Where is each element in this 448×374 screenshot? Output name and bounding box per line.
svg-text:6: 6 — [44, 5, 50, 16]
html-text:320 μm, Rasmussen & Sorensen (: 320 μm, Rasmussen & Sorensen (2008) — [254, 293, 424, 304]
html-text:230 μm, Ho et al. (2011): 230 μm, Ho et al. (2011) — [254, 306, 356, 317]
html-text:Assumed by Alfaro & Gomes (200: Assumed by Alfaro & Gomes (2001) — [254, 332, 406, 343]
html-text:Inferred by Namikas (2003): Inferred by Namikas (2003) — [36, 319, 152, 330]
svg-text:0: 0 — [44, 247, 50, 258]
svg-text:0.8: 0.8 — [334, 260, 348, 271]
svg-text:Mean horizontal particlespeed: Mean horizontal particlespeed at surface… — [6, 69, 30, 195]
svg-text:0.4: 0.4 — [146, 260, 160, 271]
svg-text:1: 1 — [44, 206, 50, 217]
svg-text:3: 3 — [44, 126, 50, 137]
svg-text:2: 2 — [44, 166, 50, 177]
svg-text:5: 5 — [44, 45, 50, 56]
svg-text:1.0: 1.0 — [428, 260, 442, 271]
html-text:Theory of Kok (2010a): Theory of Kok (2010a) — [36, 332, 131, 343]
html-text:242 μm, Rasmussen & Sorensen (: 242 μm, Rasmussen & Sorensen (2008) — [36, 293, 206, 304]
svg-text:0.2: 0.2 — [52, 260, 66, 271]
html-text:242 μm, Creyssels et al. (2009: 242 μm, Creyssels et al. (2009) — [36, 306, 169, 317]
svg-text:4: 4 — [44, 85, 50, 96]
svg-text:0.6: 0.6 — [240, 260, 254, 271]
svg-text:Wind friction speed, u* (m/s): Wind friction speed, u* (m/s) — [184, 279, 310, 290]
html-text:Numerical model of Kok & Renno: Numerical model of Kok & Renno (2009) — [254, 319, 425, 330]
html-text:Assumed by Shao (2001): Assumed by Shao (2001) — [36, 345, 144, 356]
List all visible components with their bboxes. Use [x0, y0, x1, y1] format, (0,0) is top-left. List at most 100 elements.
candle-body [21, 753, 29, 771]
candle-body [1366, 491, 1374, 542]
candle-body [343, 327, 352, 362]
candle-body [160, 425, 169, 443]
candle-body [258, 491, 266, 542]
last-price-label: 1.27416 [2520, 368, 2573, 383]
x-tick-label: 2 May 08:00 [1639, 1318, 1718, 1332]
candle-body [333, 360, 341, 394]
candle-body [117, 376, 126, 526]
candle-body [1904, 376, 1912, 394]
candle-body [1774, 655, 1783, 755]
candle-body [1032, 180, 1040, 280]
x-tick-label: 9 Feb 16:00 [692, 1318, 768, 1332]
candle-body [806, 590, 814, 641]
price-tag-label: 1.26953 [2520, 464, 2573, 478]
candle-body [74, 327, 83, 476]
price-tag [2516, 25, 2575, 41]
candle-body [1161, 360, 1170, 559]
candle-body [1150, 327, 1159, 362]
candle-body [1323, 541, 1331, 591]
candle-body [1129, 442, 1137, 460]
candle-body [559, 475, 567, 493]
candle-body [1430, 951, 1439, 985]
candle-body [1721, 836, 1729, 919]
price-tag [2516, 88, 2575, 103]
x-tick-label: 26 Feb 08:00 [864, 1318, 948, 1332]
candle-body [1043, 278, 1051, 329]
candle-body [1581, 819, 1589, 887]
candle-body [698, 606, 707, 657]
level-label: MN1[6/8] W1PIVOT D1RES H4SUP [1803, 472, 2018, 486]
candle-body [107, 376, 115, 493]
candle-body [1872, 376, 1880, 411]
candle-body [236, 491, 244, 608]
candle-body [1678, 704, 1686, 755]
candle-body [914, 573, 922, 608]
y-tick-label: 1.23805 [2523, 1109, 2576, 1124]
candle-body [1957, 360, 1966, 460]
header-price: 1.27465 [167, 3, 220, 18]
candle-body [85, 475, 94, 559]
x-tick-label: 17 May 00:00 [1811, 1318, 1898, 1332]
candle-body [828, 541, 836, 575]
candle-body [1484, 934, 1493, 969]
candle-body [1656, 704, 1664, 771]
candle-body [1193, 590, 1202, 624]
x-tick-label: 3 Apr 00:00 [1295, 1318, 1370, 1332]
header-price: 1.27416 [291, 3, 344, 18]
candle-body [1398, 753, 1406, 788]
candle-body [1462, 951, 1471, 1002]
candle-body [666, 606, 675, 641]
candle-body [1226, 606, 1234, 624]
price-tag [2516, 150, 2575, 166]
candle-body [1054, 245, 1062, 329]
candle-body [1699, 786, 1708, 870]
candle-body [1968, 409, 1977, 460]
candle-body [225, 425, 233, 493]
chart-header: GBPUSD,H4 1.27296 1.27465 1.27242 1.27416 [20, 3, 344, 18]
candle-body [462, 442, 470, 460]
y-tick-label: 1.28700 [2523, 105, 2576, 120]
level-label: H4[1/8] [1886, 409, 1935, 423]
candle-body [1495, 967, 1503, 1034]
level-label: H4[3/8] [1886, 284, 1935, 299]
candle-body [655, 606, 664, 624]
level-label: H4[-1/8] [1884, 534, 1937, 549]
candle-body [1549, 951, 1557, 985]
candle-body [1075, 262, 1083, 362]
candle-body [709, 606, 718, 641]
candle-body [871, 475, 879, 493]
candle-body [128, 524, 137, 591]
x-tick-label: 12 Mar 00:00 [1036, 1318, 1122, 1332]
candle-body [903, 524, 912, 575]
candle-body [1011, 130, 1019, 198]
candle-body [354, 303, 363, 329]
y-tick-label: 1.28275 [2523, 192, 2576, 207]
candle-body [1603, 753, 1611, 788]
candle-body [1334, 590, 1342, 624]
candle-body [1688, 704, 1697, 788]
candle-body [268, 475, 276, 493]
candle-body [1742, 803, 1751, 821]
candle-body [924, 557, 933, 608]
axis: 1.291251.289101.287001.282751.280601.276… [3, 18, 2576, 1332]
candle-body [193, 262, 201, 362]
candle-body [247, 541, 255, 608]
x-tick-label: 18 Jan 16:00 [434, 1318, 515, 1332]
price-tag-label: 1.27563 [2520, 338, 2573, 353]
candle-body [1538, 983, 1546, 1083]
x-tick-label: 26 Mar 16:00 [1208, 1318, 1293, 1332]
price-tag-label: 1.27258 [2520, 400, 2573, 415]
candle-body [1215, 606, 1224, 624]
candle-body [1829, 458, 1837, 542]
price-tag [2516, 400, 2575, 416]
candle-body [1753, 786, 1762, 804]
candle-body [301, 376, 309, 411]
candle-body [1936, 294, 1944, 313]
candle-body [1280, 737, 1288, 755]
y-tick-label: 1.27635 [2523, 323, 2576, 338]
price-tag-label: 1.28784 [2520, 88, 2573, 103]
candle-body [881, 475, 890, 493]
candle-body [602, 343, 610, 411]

◆ INSTRUCTION:
Repeat the listing word for word, from its first line up to and including the line that contains "html-text:Assumed by Shao".

◆ FINAL RESULT:
Where is each element in this 448×374 screenshot? Output name and bounding box per line.
svg-text:6: 6 — [44, 5, 50, 16]
html-text:320 μm, Rasmussen & Sorensen (: 320 μm, Rasmussen & Sorensen (2008) — [254, 293, 424, 304]
html-text:230 μm, Ho et al. (2011): 230 μm, Ho et al. (2011) — [254, 306, 356, 317]
html-text:Assumed by Alfaro & Gomes (200: Assumed by Alfaro & Gomes (2001) — [254, 332, 406, 343]
html-text:Inferred by Namikas (2003): Inferred by Namikas (2003) — [36, 319, 152, 330]
svg-text:0: 0 — [44, 247, 50, 258]
svg-text:0.8: 0.8 — [334, 260, 348, 271]
svg-text:Mean horizontal particlespeed: Mean horizontal particlespeed at surface… — [6, 69, 30, 195]
svg-text:0.4: 0.4 — [146, 260, 160, 271]
svg-text:1: 1 — [44, 206, 50, 217]
svg-text:3: 3 — [44, 126, 50, 137]
svg-text:2: 2 — [44, 166, 50, 177]
svg-text:5: 5 — [44, 45, 50, 56]
svg-text:1.0: 1.0 — [428, 260, 442, 271]
html-text:Theory of Kok (2010a): Theory of Kok (2010a) — [36, 332, 131, 343]
html-text:242 μm, Rasmussen & Sorensen (: 242 μm, Rasmussen & Sorensen (2008) — [36, 293, 206, 304]
svg-text:0.2: 0.2 — [52, 260, 66, 271]
html-text:242 μm, Creyssels et al. (2009: 242 μm, Creyssels et al. (2009) — [36, 306, 169, 317]
svg-text:4: 4 — [44, 85, 50, 96]
svg-text:0.6: 0.6 — [240, 260, 254, 271]
svg-text:Wind friction speed, u* (m/s): Wind friction speed, u* (m/s) — [184, 279, 310, 290]
html-text:Numerical model of Kok & Renno: Numerical model of Kok & Renno (2009) — [254, 319, 425, 330]
html-text:Assumed by Shao (2001): Assumed by Shao (2001) — [36, 345, 144, 356]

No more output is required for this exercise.